** start Supplied entries **
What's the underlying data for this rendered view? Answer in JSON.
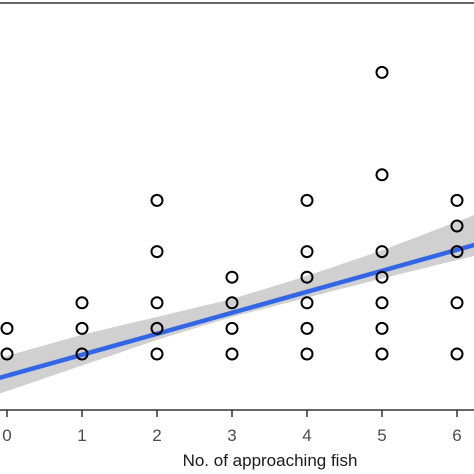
{
  "chart_data": {
    "type": "scatter",
    "xlabel": "No. of approaching fish",
    "ylabel": "",
    "x_ticks": [
      "0",
      "1",
      "2",
      "3",
      "4",
      "5",
      "6"
    ],
    "xlim": [
      -0.1,
      6.25
    ],
    "ylim": [
      -1.15,
      12.7
    ],
    "grid": false,
    "points": [
      {
        "x": 0,
        "y": 0
      },
      {
        "x": 0,
        "y": 1
      },
      {
        "x": 1,
        "y": 0
      },
      {
        "x": 1,
        "y": 1
      },
      {
        "x": 1,
        "y": 2
      },
      {
        "x": 2,
        "y": 0
      },
      {
        "x": 2,
        "y": 1
      },
      {
        "x": 2,
        "y": 2
      },
      {
        "x": 2,
        "y": 4
      },
      {
        "x": 2,
        "y": 6
      },
      {
        "x": 3,
        "y": 0
      },
      {
        "x": 3,
        "y": 1
      },
      {
        "x": 3,
        "y": 2
      },
      {
        "x": 3,
        "y": 3
      },
      {
        "x": 4,
        "y": 0
      },
      {
        "x": 4,
        "y": 1
      },
      {
        "x": 4,
        "y": 2
      },
      {
        "x": 4,
        "y": 3
      },
      {
        "x": 4,
        "y": 4
      },
      {
        "x": 4,
        "y": 6
      },
      {
        "x": 5,
        "y": 0
      },
      {
        "x": 5,
        "y": 1
      },
      {
        "x": 5,
        "y": 2
      },
      {
        "x": 5,
        "y": 3
      },
      {
        "x": 5,
        "y": 4
      },
      {
        "x": 5,
        "y": 7
      },
      {
        "x": 5,
        "y": 11
      },
      {
        "x": 6,
        "y": 0
      },
      {
        "x": 6,
        "y": 2
      },
      {
        "x": 6,
        "y": 4
      },
      {
        "x": 6,
        "y": 5
      },
      {
        "x": 6,
        "y": 6
      }
    ],
    "fit_line": {
      "intercept": -0.85,
      "slope": 0.82,
      "color": "#3366e6"
    },
    "confidence_band": {
      "x": [
        -0.1,
        1,
        2,
        3,
        4,
        5,
        6.25
      ],
      "lower": [
        -1.55,
        -0.45,
        0.55,
        1.45,
        2.2,
        2.95,
        3.85
      ],
      "upper": [
        -0.15,
        0.75,
        1.45,
        2.15,
        3.05,
        4.05,
        5.45
      ],
      "color": "#c8c8c8"
    }
  }
}
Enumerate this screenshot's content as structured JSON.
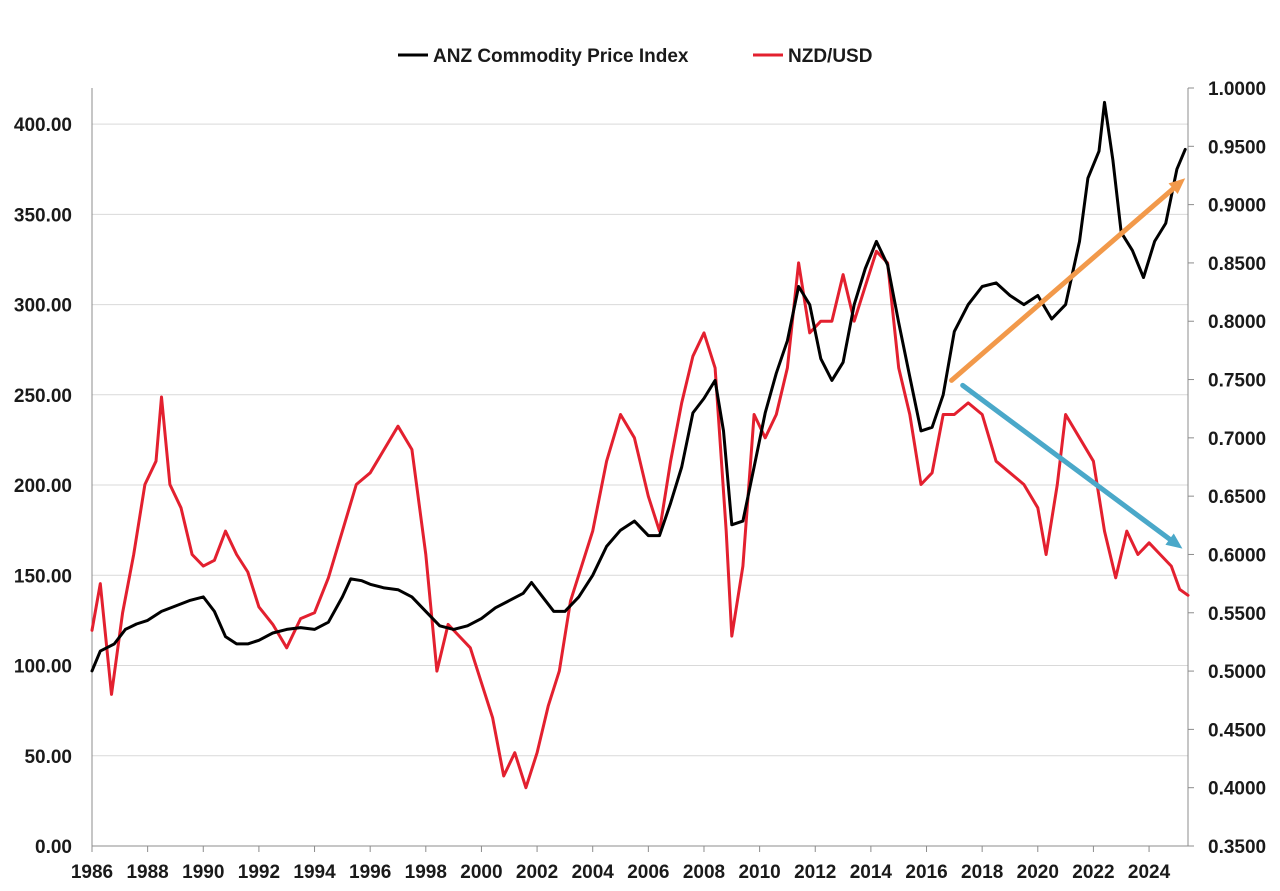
{
  "chart_data": {
    "type": "line",
    "title": "",
    "xlabel": "",
    "ylabel": "",
    "y2label": "",
    "grid": true,
    "legend_position": "top-center",
    "x_range": [
      1986.0,
      2025.4
    ],
    "x_ticks": [
      "1986",
      "1988",
      "1990",
      "1992",
      "1994",
      "1996",
      "1998",
      "2000",
      "2002",
      "2004",
      "2006",
      "2008",
      "2010",
      "2012",
      "2014",
      "2016",
      "2018",
      "2020",
      "2022",
      "2024"
    ],
    "y_left": {
      "range": [
        0,
        420
      ],
      "ticks": [
        "0.00",
        "50.00",
        "100.00",
        "150.00",
        "200.00",
        "250.00",
        "300.00",
        "350.00",
        "400.00"
      ]
    },
    "y_right": {
      "range": [
        0.35,
        1.0
      ],
      "ticks": [
        "0.3500",
        "0.4000",
        "0.4500",
        "0.5000",
        "0.5500",
        "0.6000",
        "0.6500",
        "0.7000",
        "0.7500",
        "0.8000",
        "0.8500",
        "0.9000",
        "0.9500",
        "1.0000"
      ]
    },
    "series": [
      {
        "name": "ANZ Commodity Price Index",
        "axis": "left",
        "color": "#000000",
        "points": [
          [
            1986.0,
            97
          ],
          [
            1986.3,
            108
          ],
          [
            1986.8,
            112
          ],
          [
            1987.2,
            120
          ],
          [
            1987.6,
            123
          ],
          [
            1988.0,
            125
          ],
          [
            1988.5,
            130
          ],
          [
            1989.0,
            133
          ],
          [
            1989.5,
            136
          ],
          [
            1990.0,
            138
          ],
          [
            1990.4,
            130
          ],
          [
            1990.8,
            116
          ],
          [
            1991.2,
            112
          ],
          [
            1991.6,
            112
          ],
          [
            1992.0,
            114
          ],
          [
            1992.5,
            118
          ],
          [
            1993.0,
            120
          ],
          [
            1993.5,
            121
          ],
          [
            1994.0,
            120
          ],
          [
            1994.5,
            124
          ],
          [
            1995.0,
            138
          ],
          [
            1995.3,
            148
          ],
          [
            1995.7,
            147
          ],
          [
            1996.0,
            145
          ],
          [
            1996.5,
            143
          ],
          [
            1997.0,
            142
          ],
          [
            1997.5,
            138
          ],
          [
            1998.0,
            130
          ],
          [
            1998.5,
            122
          ],
          [
            1999.0,
            120
          ],
          [
            1999.5,
            122
          ],
          [
            2000.0,
            126
          ],
          [
            2000.5,
            132
          ],
          [
            2001.0,
            136
          ],
          [
            2001.5,
            140
          ],
          [
            2001.8,
            146
          ],
          [
            2002.2,
            138
          ],
          [
            2002.6,
            130
          ],
          [
            2003.0,
            130
          ],
          [
            2003.5,
            138
          ],
          [
            2004.0,
            150
          ],
          [
            2004.5,
            166
          ],
          [
            2005.0,
            175
          ],
          [
            2005.5,
            180
          ],
          [
            2006.0,
            172
          ],
          [
            2006.4,
            172
          ],
          [
            2006.8,
            190
          ],
          [
            2007.2,
            210
          ],
          [
            2007.6,
            240
          ],
          [
            2008.0,
            248
          ],
          [
            2008.4,
            258
          ],
          [
            2008.7,
            230
          ],
          [
            2009.0,
            178
          ],
          [
            2009.4,
            180
          ],
          [
            2009.8,
            210
          ],
          [
            2010.2,
            240
          ],
          [
            2010.6,
            262
          ],
          [
            2011.0,
            280
          ],
          [
            2011.4,
            310
          ],
          [
            2011.8,
            300
          ],
          [
            2012.2,
            270
          ],
          [
            2012.6,
            258
          ],
          [
            2013.0,
            268
          ],
          [
            2013.4,
            300
          ],
          [
            2013.8,
            320
          ],
          [
            2014.2,
            335
          ],
          [
            2014.6,
            322
          ],
          [
            2015.0,
            290
          ],
          [
            2015.4,
            260
          ],
          [
            2015.8,
            230
          ],
          [
            2016.2,
            232
          ],
          [
            2016.6,
            250
          ],
          [
            2017.0,
            285
          ],
          [
            2017.5,
            300
          ],
          [
            2018.0,
            310
          ],
          [
            2018.5,
            312
          ],
          [
            2019.0,
            305
          ],
          [
            2019.5,
            300
          ],
          [
            2020.0,
            305
          ],
          [
            2020.5,
            292
          ],
          [
            2021.0,
            300
          ],
          [
            2021.5,
            335
          ],
          [
            2021.8,
            370
          ],
          [
            2022.2,
            385
          ],
          [
            2022.4,
            412
          ],
          [
            2022.7,
            380
          ],
          [
            2023.0,
            340
          ],
          [
            2023.4,
            330
          ],
          [
            2023.8,
            315
          ],
          [
            2024.2,
            335
          ],
          [
            2024.6,
            345
          ],
          [
            2025.0,
            375
          ],
          [
            2025.3,
            386
          ]
        ]
      },
      {
        "name": "NZD/USD",
        "axis": "right",
        "color": "#e3202f",
        "points": [
          [
            1986.0,
            0.535
          ],
          [
            1986.3,
            0.575
          ],
          [
            1986.7,
            0.48
          ],
          [
            1987.1,
            0.55
          ],
          [
            1987.5,
            0.6
          ],
          [
            1987.9,
            0.66
          ],
          [
            1988.3,
            0.68
          ],
          [
            1988.5,
            0.735
          ],
          [
            1988.8,
            0.66
          ],
          [
            1989.2,
            0.64
          ],
          [
            1989.6,
            0.6
          ],
          [
            1990.0,
            0.59
          ],
          [
            1990.4,
            0.595
          ],
          [
            1990.8,
            0.62
          ],
          [
            1991.2,
            0.6
          ],
          [
            1991.6,
            0.585
          ],
          [
            1992.0,
            0.555
          ],
          [
            1992.5,
            0.54
          ],
          [
            1993.0,
            0.52
          ],
          [
            1993.5,
            0.545
          ],
          [
            1994.0,
            0.55
          ],
          [
            1994.5,
            0.58
          ],
          [
            1995.0,
            0.62
          ],
          [
            1995.5,
            0.66
          ],
          [
            1996.0,
            0.67
          ],
          [
            1996.5,
            0.69
          ],
          [
            1997.0,
            0.71
          ],
          [
            1997.5,
            0.69
          ],
          [
            1998.0,
            0.6
          ],
          [
            1998.4,
            0.5
          ],
          [
            1998.8,
            0.54
          ],
          [
            1999.2,
            0.53
          ],
          [
            1999.6,
            0.52
          ],
          [
            2000.0,
            0.49
          ],
          [
            2000.4,
            0.46
          ],
          [
            2000.8,
            0.41
          ],
          [
            2001.2,
            0.43
          ],
          [
            2001.6,
            0.4
          ],
          [
            2002.0,
            0.43
          ],
          [
            2002.4,
            0.47
          ],
          [
            2002.8,
            0.5
          ],
          [
            2003.2,
            0.56
          ],
          [
            2003.6,
            0.59
          ],
          [
            2004.0,
            0.62
          ],
          [
            2004.5,
            0.68
          ],
          [
            2005.0,
            0.72
          ],
          [
            2005.5,
            0.7
          ],
          [
            2006.0,
            0.65
          ],
          [
            2006.4,
            0.62
          ],
          [
            2006.8,
            0.68
          ],
          [
            2007.2,
            0.73
          ],
          [
            2007.6,
            0.77
          ],
          [
            2008.0,
            0.79
          ],
          [
            2008.4,
            0.76
          ],
          [
            2008.8,
            0.62
          ],
          [
            2009.0,
            0.53
          ],
          [
            2009.4,
            0.59
          ],
          [
            2009.8,
            0.72
          ],
          [
            2010.2,
            0.7
          ],
          [
            2010.6,
            0.72
          ],
          [
            2011.0,
            0.76
          ],
          [
            2011.4,
            0.85
          ],
          [
            2011.8,
            0.79
          ],
          [
            2012.2,
            0.8
          ],
          [
            2012.6,
            0.8
          ],
          [
            2013.0,
            0.84
          ],
          [
            2013.4,
            0.8
          ],
          [
            2013.8,
            0.83
          ],
          [
            2014.2,
            0.86
          ],
          [
            2014.6,
            0.85
          ],
          [
            2015.0,
            0.76
          ],
          [
            2015.4,
            0.72
          ],
          [
            2015.8,
            0.66
          ],
          [
            2016.2,
            0.67
          ],
          [
            2016.6,
            0.72
          ],
          [
            2017.0,
            0.72
          ],
          [
            2017.5,
            0.73
          ],
          [
            2018.0,
            0.72
          ],
          [
            2018.5,
            0.68
          ],
          [
            2019.0,
            0.67
          ],
          [
            2019.5,
            0.66
          ],
          [
            2020.0,
            0.64
          ],
          [
            2020.3,
            0.6
          ],
          [
            2020.7,
            0.66
          ],
          [
            2021.0,
            0.72
          ],
          [
            2021.5,
            0.7
          ],
          [
            2022.0,
            0.68
          ],
          [
            2022.4,
            0.62
          ],
          [
            2022.8,
            0.58
          ],
          [
            2023.2,
            0.62
          ],
          [
            2023.6,
            0.6
          ],
          [
            2024.0,
            0.61
          ],
          [
            2024.4,
            0.6
          ],
          [
            2024.8,
            0.59
          ],
          [
            2025.1,
            0.57
          ],
          [
            2025.4,
            0.565
          ]
        ]
      }
    ],
    "annotations": [
      {
        "type": "arrow",
        "color": "#f2994a",
        "from": {
          "x": 2016.9,
          "y_left": 258
        },
        "to": {
          "x": 2025.3,
          "y_left": 370
        }
      },
      {
        "type": "arrow",
        "color": "#4aa8c9",
        "from": {
          "x": 2017.3,
          "y_right": 0.745
        },
        "to": {
          "x": 2025.2,
          "y_right": 0.605
        }
      }
    ]
  }
}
** end Supplied entries **
» **Written instruction**: Copy out each line in the preceding records that contains "JSON".

» **Output of the exercise**:
What's the underlying data for this rendered view? Answer in JSON.
Enumerate this screenshot's content as structured JSON.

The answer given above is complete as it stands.